# [Set problem]
Pick out all lines in the listing holding the string "measure" and copy them.

— BEGIN The records —

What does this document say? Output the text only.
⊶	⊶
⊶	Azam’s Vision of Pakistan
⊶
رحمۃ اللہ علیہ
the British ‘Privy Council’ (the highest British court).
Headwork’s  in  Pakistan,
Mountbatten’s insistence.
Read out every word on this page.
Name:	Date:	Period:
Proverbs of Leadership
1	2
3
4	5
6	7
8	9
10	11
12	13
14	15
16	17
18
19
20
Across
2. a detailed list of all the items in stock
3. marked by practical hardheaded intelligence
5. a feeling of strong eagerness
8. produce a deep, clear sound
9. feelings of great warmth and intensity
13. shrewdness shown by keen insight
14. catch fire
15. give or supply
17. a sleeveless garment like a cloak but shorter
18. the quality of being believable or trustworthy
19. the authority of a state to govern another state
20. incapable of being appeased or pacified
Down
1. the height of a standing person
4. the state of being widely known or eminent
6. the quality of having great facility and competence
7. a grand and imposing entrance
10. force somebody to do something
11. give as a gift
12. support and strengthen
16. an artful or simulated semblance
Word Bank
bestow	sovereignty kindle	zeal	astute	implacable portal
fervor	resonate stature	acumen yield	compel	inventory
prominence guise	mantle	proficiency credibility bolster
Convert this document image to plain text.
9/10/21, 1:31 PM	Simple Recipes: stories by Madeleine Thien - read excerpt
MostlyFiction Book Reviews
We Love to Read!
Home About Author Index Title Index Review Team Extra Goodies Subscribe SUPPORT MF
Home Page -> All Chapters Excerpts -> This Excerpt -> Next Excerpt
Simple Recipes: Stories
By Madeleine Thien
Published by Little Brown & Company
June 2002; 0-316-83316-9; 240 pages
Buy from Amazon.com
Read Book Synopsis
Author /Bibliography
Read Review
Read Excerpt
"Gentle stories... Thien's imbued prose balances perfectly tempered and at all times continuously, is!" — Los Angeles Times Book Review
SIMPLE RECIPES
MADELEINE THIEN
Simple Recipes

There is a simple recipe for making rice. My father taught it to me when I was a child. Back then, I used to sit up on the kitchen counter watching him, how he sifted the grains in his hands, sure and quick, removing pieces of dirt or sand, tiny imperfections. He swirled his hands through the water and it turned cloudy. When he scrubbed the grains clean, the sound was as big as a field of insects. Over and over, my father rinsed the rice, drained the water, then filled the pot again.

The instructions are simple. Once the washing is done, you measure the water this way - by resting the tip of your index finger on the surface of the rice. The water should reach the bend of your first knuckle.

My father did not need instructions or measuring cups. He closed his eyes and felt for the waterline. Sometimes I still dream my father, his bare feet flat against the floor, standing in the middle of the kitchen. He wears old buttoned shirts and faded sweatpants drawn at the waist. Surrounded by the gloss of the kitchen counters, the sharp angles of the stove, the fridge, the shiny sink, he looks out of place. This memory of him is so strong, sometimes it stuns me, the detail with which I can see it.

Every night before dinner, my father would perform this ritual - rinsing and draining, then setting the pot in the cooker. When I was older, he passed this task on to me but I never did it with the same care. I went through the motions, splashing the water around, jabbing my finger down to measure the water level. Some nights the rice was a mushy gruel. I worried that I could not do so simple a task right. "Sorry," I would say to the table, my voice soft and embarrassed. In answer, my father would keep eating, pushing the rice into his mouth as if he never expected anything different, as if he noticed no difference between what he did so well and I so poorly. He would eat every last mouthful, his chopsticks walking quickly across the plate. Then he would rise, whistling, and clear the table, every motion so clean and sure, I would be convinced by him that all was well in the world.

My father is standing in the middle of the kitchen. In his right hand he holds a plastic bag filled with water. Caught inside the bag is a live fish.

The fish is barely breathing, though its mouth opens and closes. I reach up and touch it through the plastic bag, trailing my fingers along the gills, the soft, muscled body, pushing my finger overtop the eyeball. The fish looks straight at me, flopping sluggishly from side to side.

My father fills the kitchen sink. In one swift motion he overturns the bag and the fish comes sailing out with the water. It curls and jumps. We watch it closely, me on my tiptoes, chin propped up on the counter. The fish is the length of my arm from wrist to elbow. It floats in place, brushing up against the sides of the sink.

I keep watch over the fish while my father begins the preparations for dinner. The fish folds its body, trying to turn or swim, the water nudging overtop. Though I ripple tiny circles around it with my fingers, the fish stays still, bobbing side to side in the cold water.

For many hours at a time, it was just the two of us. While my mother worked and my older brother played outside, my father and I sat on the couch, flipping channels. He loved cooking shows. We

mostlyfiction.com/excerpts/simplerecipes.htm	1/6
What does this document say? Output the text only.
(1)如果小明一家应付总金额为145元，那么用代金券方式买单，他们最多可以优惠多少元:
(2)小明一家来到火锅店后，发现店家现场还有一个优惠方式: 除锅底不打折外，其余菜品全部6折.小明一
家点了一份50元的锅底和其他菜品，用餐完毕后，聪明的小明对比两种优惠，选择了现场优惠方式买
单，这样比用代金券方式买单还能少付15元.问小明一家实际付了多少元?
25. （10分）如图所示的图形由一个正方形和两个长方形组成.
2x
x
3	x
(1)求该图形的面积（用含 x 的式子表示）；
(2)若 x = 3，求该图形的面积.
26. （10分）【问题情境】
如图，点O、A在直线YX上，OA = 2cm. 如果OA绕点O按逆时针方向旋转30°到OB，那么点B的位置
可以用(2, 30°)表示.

— END The records —

# [Result of this task]
The instructions are simple. Once the washing is done, you measure the water this way - by resting the tip of your index finger on the surface of the rice. The water should reach the bend of your first knuckle.
Every night before dinner, my father would perform this ritual - rinsing and draining, then setting the pot in the cooker. When I was older, he passed this task on to me but I never did it with the same care. I went through the motions, splashing the water around, jabbing my finger down to measure the water level. Some nights the rice was a mushy gruel. I worried that I could not do so simple a task right. "Sorry," I would say to the table, my voice soft and embarrassed. In answer, my father would keep eating, pushing the rice into his mouth as if he never expected anything different, as if he noticed no difference between what he did so well and I so poorly. He would eat every last mouthful, his chopsticks walking quickly across the plate. Then he would rise, whistling, and clear the table, every motion so clean and sure, I would be convinced by him that all was well in the world.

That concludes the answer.